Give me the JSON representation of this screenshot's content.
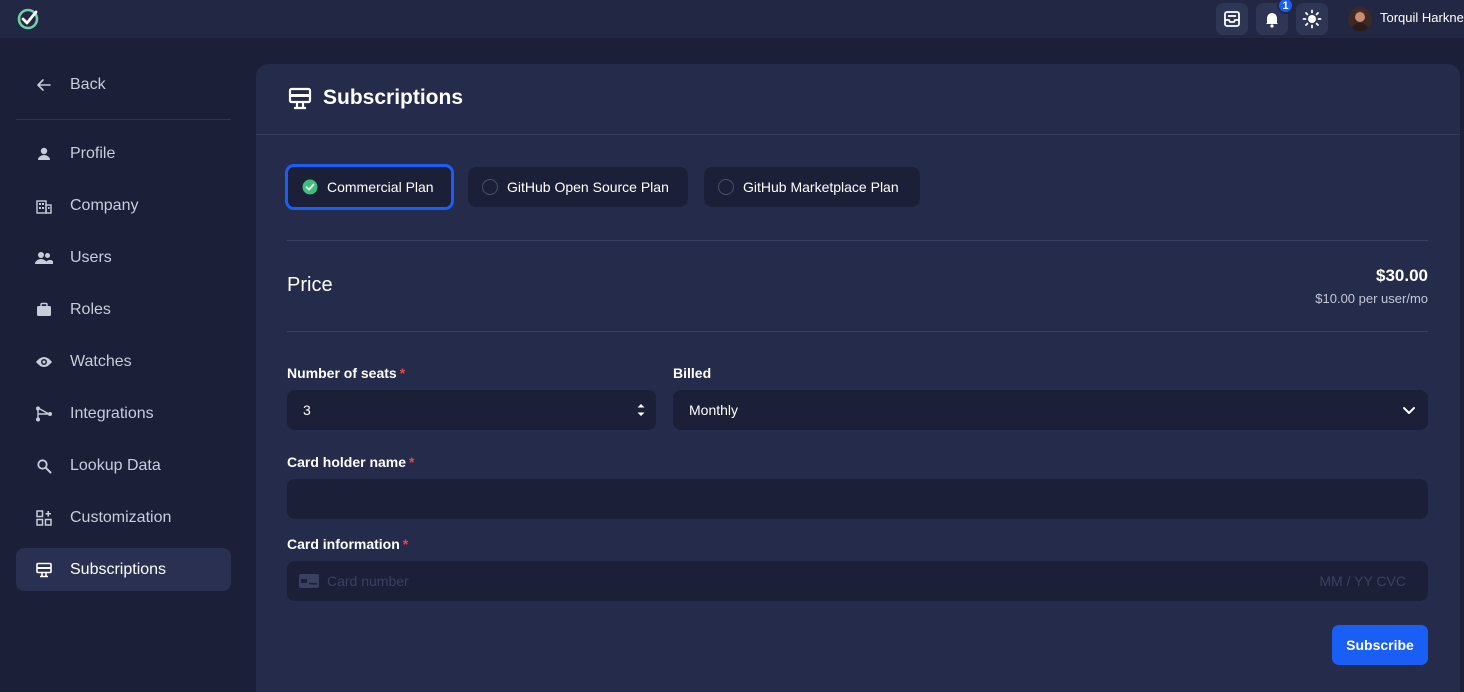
{
  "topbar": {
    "notification_count": "1",
    "user_name": "Torquil Harkness"
  },
  "sidebar": {
    "back_label": "Back",
    "items": [
      {
        "label": "Profile",
        "icon": "person-icon"
      },
      {
        "label": "Company",
        "icon": "building-icon"
      },
      {
        "label": "Users",
        "icon": "users-icon"
      },
      {
        "label": "Roles",
        "icon": "briefcase-icon"
      },
      {
        "label": "Watches",
        "icon": "eye-icon"
      },
      {
        "label": "Integrations",
        "icon": "integrations-icon"
      },
      {
        "label": "Lookup Data",
        "icon": "search-icon"
      },
      {
        "label": "Customization",
        "icon": "grid-icon"
      },
      {
        "label": "Subscriptions",
        "icon": "subscriptions-icon",
        "active": true
      }
    ]
  },
  "main": {
    "title": "Subscriptions",
    "plans": [
      {
        "label": "Commercial Plan",
        "selected": true
      },
      {
        "label": "GitHub Open Source Plan",
        "selected": false
      },
      {
        "label": "GitHub Marketplace Plan",
        "selected": false
      }
    ],
    "price_label": "Price",
    "price_amount": "$30.00",
    "price_detail": "$10.00 per user/mo",
    "seats_label": "Number of seats",
    "seats_value": "3",
    "billed_label": "Billed",
    "billed_value": "Monthly",
    "cardholder_label": "Card holder name",
    "cardholder_value": "",
    "card_info_label": "Card information",
    "card_number_placeholder": "Card number",
    "card_expiry_placeholder": "MM / YY  CVC",
    "required_mark": "*",
    "subscribe_label": "Subscribe"
  },
  "colors": {
    "accent": "#1a5ff5",
    "background": "#1b1f37",
    "panel": "#252b4a",
    "success": "#3cbf7a",
    "required": "#e5484d"
  }
}
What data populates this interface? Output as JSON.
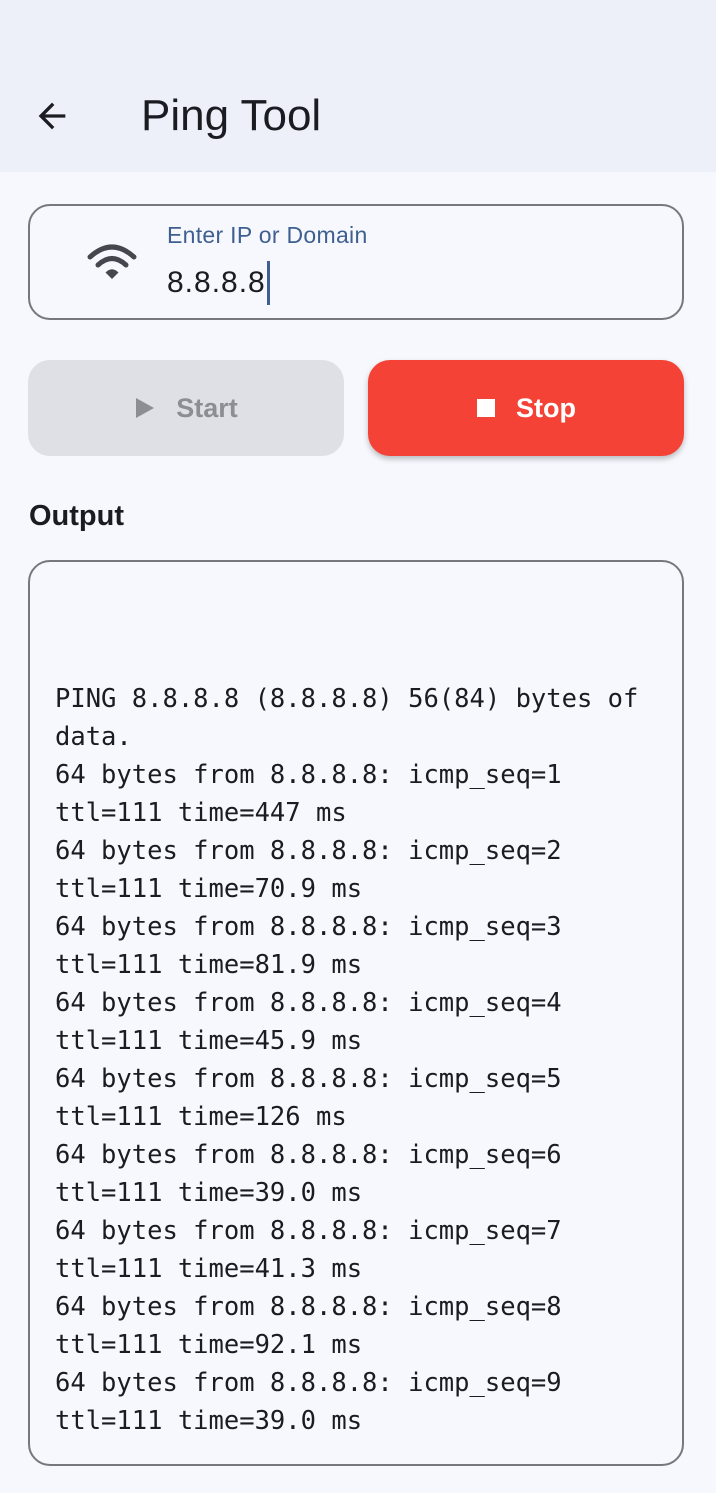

____

WRITTEN REQUEST: Gather up, from the records above, each line where the word "JSON" appears.

TASK SOLUTION:
Give me the JSON representation of this screenshot's content.
What data populates this interface? Output as JSON.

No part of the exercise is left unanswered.